### [Given instruction]
Work out the number of lines containing "йонів". Give that number alone.
* * * *
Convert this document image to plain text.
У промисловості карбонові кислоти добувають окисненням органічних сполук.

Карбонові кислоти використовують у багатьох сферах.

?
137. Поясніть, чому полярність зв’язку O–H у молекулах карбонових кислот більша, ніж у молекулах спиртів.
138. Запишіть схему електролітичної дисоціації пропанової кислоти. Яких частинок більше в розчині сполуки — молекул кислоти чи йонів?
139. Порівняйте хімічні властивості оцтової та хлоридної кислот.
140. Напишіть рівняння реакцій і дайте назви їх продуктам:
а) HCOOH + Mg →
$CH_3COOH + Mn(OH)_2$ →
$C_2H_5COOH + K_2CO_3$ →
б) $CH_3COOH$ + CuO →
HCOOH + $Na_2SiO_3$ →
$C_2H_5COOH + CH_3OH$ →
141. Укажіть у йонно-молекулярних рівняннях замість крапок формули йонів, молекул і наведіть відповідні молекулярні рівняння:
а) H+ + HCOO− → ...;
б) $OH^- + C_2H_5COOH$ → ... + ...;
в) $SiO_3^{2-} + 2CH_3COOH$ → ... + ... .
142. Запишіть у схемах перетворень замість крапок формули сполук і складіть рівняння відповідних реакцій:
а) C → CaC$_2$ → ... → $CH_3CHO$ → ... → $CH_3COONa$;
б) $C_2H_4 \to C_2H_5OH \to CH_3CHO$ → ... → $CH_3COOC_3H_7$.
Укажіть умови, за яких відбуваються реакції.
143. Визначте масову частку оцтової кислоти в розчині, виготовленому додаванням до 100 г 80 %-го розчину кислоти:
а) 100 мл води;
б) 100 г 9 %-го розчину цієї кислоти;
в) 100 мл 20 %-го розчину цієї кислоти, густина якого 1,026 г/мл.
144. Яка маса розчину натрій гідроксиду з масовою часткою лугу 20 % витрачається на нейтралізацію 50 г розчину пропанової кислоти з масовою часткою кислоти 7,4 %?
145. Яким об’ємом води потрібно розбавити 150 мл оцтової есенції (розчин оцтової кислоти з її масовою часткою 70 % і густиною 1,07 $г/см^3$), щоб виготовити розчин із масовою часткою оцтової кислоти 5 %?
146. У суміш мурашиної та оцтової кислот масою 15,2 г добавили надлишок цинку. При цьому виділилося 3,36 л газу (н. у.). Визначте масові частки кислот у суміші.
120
* * * *
### [Reply to the task]
2